(Written task):
Scan the data for "CAIDA" and copy the lines it appears in.

━━━━━━━━━━

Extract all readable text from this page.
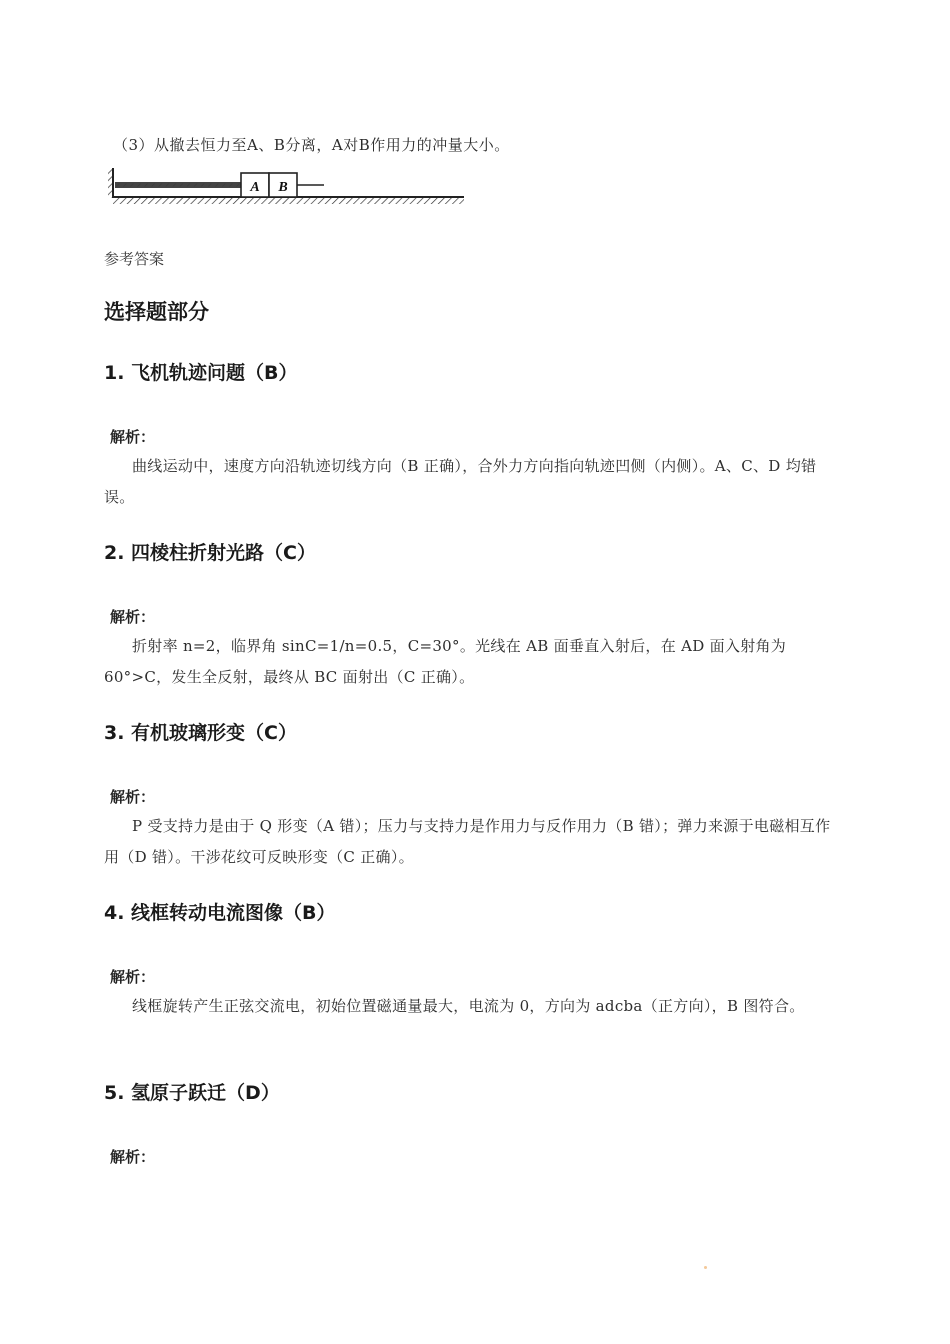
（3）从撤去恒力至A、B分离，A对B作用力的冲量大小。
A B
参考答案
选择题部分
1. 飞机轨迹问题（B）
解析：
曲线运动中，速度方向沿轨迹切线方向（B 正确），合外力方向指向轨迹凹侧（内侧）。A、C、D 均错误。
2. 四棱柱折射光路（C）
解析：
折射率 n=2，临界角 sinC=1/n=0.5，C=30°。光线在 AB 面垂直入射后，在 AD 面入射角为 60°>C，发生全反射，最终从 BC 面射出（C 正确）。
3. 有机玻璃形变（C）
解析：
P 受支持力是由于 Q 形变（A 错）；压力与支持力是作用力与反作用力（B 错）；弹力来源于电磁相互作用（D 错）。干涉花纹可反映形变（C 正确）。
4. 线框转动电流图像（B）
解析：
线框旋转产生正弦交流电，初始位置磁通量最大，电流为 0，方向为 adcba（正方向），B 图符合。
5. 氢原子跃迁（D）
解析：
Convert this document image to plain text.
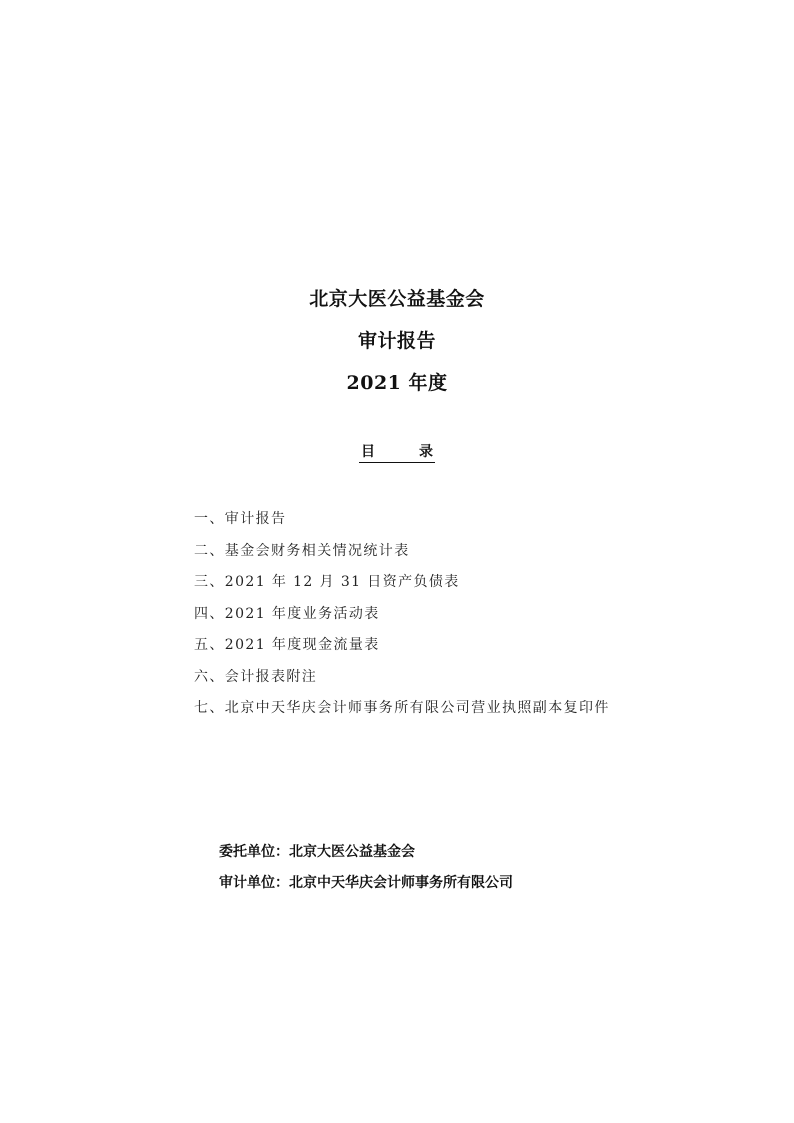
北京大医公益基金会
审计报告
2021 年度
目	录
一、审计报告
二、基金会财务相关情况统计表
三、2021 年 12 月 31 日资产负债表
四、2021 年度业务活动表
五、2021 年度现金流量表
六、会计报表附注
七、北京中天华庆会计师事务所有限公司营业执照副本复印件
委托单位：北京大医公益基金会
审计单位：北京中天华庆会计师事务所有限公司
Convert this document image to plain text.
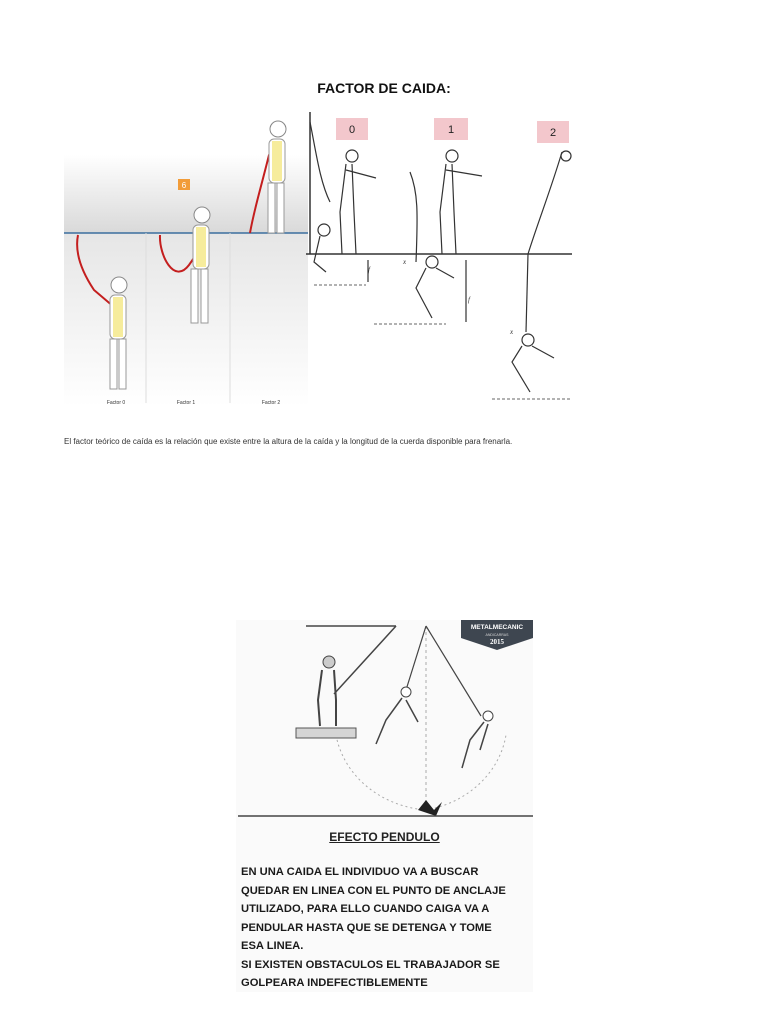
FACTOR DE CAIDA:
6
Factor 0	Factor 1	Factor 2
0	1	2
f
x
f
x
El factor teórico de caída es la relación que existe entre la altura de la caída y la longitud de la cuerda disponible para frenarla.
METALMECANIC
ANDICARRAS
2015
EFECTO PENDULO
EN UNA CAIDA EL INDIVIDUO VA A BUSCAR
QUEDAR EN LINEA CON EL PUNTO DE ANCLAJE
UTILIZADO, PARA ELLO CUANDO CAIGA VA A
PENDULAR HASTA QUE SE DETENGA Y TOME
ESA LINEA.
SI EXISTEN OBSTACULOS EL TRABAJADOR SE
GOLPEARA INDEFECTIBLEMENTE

━━━━━━━━━━

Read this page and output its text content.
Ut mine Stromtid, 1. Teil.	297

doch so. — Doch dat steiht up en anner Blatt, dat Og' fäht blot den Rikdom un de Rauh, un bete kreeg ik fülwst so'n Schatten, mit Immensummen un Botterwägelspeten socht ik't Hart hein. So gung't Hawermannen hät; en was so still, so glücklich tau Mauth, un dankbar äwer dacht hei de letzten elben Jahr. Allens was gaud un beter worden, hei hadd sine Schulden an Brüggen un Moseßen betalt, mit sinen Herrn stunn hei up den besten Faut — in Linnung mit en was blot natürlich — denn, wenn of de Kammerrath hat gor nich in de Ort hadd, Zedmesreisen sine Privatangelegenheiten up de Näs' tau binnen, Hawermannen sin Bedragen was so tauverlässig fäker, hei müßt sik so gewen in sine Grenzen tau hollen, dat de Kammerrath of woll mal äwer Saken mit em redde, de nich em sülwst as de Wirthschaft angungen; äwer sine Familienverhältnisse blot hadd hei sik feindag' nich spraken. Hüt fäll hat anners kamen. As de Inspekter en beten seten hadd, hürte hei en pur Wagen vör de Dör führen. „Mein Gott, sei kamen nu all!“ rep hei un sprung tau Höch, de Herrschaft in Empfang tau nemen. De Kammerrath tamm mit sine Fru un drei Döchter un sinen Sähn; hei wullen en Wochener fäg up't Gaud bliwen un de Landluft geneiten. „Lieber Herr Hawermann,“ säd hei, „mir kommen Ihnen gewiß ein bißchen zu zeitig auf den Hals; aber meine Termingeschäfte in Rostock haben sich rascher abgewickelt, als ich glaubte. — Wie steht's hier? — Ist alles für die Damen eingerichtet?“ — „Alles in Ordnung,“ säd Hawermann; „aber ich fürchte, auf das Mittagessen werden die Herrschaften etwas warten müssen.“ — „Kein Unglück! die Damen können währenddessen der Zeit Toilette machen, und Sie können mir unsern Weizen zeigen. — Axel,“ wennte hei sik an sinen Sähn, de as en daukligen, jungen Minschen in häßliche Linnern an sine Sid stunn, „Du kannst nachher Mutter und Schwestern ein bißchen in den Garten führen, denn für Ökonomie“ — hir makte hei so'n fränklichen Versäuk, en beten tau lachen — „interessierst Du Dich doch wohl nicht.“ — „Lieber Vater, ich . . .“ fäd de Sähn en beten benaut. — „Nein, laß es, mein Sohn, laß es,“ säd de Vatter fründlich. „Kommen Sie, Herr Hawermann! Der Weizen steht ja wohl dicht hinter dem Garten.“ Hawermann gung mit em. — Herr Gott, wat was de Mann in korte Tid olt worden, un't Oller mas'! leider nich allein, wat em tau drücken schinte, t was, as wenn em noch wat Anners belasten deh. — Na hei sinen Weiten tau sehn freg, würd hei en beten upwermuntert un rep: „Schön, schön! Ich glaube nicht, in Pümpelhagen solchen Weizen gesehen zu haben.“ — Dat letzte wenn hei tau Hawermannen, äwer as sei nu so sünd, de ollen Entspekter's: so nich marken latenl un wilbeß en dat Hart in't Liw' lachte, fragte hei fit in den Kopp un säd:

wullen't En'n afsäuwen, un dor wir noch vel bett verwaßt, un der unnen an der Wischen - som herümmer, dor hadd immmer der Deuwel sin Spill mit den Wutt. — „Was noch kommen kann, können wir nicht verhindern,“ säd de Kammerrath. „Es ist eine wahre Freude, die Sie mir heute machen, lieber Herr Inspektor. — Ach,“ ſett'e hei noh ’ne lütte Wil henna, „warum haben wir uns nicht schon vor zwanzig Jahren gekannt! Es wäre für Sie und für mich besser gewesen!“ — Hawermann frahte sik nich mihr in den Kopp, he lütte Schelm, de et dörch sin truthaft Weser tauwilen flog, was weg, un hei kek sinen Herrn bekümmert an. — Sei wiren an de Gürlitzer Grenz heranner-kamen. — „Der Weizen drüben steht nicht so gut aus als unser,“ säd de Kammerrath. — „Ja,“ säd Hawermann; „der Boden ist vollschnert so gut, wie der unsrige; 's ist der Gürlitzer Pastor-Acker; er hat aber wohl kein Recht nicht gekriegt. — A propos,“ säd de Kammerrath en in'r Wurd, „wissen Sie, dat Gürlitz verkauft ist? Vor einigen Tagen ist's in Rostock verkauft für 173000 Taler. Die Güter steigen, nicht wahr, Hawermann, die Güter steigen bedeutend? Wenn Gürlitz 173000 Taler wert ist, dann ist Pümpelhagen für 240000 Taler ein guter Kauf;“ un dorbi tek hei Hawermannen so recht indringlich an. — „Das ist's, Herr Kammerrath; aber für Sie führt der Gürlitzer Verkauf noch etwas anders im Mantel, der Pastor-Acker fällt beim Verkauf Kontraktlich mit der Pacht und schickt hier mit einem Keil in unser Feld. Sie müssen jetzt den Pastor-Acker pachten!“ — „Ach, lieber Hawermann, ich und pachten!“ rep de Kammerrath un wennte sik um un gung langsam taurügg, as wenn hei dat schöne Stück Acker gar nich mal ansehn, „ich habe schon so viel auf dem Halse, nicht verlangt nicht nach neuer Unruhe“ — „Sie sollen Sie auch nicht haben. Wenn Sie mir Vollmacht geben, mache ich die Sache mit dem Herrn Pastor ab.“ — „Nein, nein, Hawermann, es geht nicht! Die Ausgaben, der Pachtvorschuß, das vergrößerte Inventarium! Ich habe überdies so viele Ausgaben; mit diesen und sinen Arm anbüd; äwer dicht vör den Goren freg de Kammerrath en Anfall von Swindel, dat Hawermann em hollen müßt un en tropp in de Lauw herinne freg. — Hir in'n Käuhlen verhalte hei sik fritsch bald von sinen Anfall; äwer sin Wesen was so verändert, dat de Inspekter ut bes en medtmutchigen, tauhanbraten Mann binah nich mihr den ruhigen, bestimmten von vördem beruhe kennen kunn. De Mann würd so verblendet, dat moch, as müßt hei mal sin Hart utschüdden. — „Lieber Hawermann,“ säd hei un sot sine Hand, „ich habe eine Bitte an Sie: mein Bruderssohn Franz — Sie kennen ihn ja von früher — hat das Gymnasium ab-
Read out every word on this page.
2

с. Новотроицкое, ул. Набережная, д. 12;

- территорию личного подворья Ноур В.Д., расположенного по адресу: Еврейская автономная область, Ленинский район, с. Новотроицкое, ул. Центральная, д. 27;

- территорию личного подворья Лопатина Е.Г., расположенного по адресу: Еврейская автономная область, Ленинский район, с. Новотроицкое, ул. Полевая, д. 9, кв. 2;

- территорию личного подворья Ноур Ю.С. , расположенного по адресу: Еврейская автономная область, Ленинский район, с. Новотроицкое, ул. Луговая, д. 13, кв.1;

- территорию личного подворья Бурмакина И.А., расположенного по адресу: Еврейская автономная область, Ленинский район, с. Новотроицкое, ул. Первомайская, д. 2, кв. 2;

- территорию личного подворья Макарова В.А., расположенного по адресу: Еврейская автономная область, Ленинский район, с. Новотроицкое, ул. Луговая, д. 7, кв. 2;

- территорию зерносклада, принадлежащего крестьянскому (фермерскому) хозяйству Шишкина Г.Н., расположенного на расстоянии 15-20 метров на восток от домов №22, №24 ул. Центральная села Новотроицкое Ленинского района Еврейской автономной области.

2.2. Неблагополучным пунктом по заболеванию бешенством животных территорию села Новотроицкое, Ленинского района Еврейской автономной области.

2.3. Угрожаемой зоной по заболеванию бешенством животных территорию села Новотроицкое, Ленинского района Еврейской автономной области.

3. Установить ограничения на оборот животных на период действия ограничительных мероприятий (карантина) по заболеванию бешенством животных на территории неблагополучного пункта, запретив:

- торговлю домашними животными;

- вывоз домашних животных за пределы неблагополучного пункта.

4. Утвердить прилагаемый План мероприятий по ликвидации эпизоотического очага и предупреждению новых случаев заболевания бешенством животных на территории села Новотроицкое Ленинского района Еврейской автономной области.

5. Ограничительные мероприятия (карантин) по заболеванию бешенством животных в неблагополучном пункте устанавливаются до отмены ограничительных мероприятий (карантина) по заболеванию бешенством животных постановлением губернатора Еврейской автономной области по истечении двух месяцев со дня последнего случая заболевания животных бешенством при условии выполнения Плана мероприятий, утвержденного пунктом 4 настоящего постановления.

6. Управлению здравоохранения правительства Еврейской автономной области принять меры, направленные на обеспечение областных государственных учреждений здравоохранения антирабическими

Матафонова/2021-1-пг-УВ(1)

━━━━━━━━━━

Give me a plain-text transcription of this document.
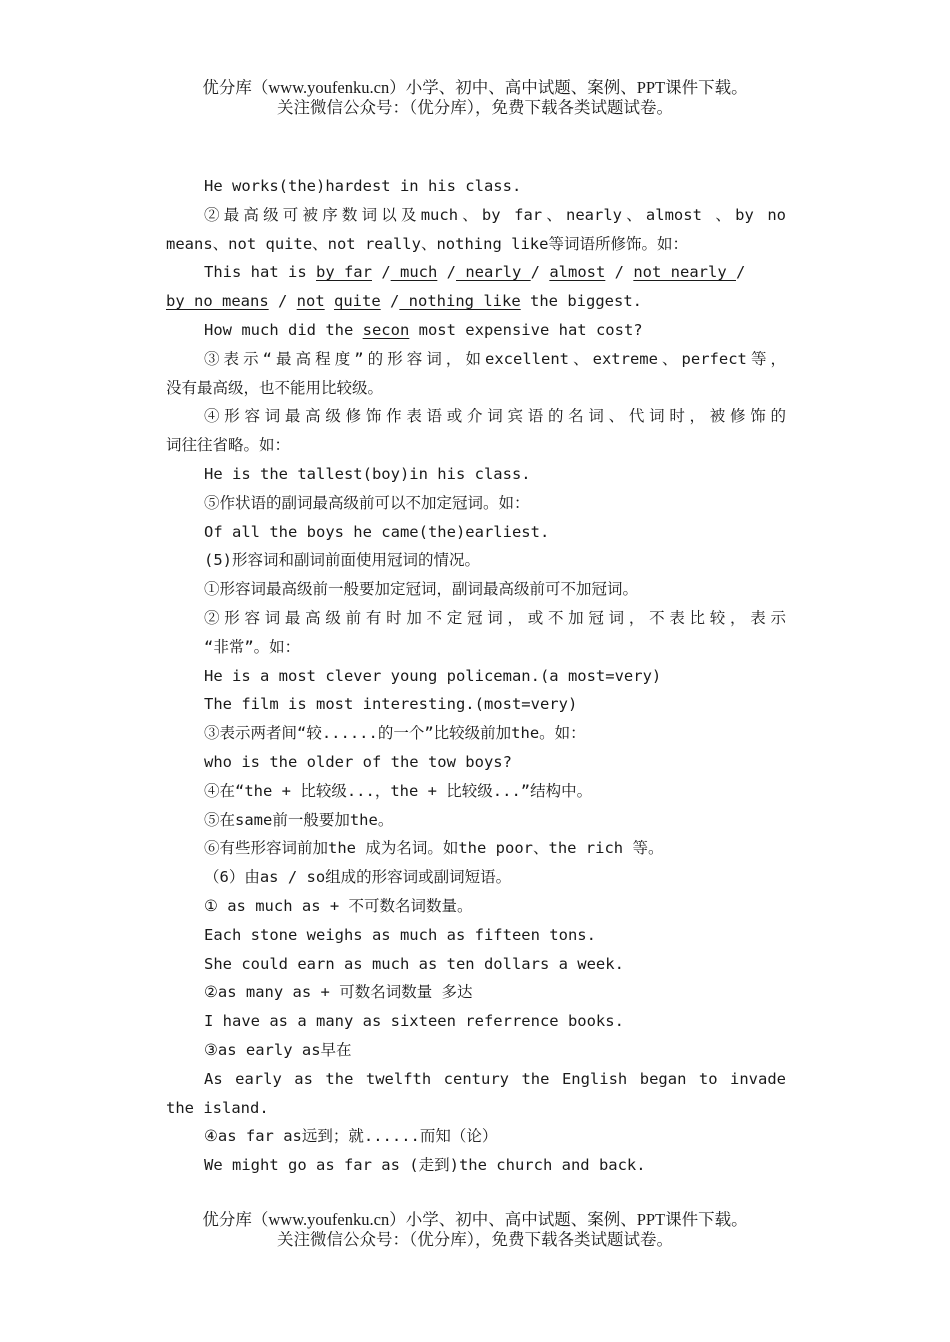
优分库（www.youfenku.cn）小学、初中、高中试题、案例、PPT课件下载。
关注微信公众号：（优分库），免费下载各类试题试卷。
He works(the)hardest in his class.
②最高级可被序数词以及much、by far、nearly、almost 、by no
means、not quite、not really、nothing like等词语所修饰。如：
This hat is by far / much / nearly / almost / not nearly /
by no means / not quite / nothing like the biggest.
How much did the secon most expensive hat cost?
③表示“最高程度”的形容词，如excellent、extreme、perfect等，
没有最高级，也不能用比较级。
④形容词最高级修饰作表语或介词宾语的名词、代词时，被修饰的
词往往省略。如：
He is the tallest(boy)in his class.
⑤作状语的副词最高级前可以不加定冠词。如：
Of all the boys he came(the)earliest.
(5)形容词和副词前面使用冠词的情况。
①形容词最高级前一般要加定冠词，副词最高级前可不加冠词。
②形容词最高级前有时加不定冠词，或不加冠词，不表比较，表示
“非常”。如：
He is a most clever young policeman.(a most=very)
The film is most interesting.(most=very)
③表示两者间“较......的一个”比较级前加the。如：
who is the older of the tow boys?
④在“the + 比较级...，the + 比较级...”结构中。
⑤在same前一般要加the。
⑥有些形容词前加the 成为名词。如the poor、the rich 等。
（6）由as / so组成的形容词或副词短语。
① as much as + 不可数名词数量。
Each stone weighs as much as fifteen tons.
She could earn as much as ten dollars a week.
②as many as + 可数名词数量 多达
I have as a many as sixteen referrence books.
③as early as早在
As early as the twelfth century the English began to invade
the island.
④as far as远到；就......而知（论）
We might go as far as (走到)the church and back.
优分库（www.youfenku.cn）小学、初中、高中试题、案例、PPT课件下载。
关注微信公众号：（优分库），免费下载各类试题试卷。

━━━━━━━━━━

(Final result):
FACTOR DE CAIDA:
EN UNA CAIDA EL INDIVIDUO VA A BUSCAR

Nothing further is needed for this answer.